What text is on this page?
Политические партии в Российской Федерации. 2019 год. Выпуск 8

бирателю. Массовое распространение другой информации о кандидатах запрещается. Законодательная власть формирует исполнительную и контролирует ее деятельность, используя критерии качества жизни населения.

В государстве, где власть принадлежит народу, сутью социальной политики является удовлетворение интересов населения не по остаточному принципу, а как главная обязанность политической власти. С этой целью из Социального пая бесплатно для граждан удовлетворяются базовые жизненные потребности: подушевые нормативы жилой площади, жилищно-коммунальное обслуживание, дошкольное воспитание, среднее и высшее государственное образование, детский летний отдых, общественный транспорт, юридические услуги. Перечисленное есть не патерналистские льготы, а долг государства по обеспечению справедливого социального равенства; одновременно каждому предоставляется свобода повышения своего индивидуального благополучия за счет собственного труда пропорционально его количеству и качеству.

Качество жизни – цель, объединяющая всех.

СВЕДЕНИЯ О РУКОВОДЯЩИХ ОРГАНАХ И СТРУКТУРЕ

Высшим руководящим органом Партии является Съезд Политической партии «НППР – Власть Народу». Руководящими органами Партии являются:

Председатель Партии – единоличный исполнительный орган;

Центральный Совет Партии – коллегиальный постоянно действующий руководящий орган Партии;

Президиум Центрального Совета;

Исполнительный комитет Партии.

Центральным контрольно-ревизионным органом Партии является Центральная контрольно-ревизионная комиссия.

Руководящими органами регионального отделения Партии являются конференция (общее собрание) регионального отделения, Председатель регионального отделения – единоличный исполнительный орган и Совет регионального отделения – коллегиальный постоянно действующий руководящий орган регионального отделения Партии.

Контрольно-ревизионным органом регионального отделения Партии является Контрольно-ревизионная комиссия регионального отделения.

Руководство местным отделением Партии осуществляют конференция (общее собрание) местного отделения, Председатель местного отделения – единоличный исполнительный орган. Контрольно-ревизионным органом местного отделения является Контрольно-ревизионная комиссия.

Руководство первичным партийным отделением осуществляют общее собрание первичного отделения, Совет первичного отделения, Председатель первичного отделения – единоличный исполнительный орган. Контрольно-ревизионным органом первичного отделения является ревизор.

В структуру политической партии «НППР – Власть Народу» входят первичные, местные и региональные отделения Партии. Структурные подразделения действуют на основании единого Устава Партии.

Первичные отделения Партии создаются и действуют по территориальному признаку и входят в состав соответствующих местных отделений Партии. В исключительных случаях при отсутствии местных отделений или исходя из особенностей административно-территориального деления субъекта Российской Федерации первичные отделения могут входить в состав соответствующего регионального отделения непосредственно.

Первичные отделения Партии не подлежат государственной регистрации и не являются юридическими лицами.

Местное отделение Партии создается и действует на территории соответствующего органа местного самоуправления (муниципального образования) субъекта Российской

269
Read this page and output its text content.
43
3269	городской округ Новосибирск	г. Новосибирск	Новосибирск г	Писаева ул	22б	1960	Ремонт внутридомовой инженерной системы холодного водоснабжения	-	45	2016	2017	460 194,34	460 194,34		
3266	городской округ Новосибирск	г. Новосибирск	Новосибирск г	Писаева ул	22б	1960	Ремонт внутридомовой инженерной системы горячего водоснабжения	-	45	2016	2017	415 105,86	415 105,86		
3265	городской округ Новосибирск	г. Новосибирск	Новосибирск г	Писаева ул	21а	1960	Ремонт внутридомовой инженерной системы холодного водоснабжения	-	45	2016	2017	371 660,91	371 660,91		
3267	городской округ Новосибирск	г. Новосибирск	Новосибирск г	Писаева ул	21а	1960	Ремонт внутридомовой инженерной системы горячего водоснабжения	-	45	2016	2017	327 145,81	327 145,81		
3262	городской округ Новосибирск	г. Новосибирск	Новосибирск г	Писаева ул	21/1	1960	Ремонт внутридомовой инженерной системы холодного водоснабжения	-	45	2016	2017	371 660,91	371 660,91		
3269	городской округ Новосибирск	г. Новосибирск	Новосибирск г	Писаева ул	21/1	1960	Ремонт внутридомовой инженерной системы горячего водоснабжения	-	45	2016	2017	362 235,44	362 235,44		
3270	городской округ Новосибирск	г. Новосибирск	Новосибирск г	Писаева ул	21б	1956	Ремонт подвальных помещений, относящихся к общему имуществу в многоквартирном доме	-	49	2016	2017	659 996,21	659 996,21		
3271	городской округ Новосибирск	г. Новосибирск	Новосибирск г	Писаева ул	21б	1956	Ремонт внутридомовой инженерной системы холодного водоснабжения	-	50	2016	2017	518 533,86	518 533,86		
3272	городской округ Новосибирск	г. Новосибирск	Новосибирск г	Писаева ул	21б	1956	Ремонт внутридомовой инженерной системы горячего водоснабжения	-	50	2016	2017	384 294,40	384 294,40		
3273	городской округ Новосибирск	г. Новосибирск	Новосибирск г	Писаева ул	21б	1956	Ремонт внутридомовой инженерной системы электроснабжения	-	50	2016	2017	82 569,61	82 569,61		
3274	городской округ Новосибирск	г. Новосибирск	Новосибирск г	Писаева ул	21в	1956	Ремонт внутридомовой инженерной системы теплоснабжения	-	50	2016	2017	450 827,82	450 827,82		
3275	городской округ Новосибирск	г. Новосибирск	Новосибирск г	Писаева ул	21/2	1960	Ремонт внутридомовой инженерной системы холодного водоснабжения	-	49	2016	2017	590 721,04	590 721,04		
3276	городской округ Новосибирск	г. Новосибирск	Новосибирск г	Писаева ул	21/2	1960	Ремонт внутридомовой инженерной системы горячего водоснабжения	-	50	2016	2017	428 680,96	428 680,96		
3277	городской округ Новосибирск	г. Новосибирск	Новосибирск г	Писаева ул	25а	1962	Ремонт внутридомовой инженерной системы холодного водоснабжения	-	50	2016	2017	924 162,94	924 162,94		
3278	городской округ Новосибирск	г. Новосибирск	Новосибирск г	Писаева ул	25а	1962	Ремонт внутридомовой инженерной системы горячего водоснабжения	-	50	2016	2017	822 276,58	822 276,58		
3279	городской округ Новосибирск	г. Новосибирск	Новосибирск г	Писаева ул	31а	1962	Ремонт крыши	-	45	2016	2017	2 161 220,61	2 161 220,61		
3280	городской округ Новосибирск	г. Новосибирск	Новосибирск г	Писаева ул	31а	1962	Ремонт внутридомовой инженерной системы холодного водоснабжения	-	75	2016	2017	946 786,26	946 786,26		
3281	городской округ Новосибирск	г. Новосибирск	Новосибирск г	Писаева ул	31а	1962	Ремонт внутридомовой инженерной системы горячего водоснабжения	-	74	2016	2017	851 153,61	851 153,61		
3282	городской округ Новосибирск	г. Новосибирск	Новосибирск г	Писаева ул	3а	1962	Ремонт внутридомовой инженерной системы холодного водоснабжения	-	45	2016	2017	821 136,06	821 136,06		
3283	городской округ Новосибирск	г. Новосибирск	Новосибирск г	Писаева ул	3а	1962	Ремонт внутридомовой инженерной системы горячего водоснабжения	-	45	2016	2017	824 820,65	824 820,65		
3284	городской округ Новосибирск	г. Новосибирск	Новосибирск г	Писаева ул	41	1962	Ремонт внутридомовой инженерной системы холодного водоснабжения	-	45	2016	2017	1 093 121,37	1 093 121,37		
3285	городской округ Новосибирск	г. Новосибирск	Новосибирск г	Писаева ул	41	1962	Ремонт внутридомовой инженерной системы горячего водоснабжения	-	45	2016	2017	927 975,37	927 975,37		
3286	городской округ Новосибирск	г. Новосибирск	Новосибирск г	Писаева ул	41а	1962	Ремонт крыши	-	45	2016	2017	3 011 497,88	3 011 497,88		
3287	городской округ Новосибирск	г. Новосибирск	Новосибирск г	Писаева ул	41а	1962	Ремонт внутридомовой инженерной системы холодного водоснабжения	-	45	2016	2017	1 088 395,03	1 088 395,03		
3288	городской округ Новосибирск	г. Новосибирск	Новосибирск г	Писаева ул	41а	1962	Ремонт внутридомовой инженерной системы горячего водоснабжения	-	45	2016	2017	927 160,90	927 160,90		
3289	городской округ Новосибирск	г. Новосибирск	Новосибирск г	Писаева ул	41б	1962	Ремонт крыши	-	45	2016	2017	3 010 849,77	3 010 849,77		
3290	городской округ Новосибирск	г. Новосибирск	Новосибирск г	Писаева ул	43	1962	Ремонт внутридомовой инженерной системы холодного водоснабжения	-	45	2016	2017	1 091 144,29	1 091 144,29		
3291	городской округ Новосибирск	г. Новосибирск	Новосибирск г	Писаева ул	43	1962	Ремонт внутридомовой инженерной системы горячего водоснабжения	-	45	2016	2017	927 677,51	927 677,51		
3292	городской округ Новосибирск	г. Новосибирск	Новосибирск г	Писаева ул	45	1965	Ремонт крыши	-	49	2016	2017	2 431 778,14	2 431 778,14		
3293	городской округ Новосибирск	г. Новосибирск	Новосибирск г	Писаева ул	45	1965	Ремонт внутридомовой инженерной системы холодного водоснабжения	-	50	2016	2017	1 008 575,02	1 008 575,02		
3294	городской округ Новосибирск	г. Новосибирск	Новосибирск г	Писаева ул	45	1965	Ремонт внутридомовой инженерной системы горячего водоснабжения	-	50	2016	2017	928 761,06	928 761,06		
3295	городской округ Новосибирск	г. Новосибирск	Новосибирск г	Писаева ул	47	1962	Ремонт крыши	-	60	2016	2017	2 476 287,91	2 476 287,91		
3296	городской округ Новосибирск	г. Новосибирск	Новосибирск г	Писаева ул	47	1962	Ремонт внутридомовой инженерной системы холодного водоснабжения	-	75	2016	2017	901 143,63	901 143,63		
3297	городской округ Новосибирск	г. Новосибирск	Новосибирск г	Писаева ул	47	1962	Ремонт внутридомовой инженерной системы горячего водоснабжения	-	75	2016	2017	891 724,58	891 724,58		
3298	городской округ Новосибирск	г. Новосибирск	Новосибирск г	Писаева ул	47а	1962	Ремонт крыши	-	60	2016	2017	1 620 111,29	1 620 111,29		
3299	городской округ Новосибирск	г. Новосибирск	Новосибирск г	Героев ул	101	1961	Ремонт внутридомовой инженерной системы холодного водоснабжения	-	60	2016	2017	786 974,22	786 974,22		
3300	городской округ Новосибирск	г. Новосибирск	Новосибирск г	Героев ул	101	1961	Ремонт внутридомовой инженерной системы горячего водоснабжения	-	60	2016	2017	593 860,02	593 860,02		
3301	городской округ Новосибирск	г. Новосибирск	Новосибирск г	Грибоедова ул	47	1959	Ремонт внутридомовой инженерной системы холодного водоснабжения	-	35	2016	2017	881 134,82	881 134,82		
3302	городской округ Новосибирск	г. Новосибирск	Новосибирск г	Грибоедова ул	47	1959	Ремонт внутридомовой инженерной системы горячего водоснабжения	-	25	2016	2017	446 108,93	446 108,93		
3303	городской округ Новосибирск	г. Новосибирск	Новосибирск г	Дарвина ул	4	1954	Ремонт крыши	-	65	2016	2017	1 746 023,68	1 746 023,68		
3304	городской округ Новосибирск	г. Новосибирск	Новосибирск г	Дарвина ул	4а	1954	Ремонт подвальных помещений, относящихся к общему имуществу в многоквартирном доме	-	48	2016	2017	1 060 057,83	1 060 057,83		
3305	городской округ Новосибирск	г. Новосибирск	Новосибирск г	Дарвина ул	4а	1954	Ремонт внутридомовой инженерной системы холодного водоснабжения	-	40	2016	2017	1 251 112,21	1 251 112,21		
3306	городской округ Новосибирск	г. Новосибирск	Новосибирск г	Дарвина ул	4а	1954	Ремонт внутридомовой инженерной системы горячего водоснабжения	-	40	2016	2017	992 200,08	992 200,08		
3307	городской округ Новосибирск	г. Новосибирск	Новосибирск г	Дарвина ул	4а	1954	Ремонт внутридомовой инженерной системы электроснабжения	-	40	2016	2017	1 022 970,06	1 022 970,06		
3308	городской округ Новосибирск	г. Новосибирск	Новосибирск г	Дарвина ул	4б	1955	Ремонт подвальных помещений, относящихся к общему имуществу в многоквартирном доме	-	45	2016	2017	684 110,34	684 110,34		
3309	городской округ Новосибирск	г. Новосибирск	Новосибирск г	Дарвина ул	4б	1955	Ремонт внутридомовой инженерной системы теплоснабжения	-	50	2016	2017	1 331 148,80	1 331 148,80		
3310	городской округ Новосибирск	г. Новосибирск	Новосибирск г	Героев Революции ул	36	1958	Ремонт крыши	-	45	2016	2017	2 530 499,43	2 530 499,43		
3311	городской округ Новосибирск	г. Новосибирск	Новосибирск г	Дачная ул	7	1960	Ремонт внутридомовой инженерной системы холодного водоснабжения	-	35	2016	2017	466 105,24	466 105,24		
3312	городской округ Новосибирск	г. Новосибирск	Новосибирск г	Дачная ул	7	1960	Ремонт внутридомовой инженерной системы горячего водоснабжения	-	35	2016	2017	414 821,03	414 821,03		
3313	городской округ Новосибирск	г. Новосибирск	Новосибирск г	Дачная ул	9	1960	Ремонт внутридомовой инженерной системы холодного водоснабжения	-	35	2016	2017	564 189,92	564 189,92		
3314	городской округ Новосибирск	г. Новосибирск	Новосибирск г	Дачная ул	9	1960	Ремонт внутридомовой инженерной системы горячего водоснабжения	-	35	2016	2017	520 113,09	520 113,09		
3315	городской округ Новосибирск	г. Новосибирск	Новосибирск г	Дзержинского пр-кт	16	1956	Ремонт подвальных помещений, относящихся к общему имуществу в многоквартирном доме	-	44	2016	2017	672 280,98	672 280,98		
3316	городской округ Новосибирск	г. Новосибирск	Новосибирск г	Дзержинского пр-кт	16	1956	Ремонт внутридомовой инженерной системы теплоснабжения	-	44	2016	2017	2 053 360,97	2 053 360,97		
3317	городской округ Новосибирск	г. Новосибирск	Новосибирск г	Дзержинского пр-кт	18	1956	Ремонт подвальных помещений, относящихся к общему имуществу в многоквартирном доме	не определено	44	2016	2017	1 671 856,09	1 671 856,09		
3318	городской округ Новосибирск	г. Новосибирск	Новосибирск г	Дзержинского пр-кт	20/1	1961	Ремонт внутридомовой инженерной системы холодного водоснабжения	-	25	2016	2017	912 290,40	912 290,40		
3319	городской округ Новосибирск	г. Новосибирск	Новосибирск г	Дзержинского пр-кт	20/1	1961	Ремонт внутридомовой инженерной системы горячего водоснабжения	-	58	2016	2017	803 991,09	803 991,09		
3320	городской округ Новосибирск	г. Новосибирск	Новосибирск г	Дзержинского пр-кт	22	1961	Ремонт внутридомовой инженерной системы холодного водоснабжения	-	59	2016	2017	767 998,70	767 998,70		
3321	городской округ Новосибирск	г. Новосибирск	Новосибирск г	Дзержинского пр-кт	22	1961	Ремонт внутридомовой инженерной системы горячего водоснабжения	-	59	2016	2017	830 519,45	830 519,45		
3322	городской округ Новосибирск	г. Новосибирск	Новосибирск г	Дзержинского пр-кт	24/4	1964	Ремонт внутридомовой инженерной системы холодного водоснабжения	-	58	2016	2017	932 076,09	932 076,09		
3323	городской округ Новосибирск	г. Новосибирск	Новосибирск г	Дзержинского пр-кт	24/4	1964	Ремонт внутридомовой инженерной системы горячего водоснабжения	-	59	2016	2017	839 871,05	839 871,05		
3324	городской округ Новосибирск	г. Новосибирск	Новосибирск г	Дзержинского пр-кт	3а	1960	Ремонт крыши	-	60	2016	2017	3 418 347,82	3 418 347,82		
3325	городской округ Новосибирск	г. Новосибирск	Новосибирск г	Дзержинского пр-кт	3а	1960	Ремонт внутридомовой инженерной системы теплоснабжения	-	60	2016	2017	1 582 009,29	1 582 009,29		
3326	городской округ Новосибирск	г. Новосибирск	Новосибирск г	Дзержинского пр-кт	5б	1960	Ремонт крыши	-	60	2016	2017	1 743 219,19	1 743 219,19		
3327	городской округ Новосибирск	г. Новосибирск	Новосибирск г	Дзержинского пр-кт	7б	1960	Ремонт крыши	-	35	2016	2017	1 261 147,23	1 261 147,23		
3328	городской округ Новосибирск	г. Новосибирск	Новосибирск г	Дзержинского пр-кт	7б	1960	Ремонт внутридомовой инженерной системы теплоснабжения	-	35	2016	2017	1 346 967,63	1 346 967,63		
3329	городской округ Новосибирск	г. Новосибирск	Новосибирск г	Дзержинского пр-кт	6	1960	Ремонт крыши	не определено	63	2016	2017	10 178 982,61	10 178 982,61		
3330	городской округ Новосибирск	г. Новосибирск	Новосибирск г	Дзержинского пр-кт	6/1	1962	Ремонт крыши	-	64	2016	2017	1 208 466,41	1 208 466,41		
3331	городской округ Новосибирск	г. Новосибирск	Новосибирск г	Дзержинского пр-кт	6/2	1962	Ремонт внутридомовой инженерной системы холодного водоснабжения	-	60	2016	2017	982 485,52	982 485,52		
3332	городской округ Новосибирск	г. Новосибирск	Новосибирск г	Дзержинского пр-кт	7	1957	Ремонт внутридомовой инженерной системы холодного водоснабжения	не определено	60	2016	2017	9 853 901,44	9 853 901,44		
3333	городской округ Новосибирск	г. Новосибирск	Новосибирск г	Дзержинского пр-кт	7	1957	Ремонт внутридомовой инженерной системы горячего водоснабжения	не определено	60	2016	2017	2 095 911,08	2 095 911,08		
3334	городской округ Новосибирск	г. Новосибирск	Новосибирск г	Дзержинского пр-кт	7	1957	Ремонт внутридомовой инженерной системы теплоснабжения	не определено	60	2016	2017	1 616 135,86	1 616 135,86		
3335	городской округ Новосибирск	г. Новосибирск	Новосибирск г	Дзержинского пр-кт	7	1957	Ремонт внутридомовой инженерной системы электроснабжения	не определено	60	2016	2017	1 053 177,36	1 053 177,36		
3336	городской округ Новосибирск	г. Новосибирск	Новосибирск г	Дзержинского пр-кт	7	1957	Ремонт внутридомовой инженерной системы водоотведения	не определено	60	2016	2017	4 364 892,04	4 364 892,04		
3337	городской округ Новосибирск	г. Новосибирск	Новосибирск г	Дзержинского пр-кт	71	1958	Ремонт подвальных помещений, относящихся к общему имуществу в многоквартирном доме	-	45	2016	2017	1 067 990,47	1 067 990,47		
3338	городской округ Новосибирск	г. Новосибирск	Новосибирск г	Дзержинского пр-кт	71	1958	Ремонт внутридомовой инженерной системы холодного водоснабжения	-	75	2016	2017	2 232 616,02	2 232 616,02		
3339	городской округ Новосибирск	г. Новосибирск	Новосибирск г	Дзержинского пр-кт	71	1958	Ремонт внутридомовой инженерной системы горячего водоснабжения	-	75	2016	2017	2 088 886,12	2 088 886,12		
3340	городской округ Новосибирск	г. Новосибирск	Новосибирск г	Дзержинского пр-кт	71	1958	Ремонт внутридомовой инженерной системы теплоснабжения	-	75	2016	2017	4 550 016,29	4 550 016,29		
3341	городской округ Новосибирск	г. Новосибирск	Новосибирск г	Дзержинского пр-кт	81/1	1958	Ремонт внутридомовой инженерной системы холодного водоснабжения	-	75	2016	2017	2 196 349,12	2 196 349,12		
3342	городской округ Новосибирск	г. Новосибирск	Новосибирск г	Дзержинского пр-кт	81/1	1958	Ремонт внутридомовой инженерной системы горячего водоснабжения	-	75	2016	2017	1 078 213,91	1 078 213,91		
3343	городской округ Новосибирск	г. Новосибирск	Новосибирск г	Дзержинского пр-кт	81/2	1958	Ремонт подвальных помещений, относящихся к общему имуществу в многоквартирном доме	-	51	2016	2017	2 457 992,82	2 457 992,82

+++++

* **WHAT YOU WILL DO**: State how many lines in the entries above include the word "имуществу"; reply with the number alone.

* **ANSWER TO THE PROBLEM**: 7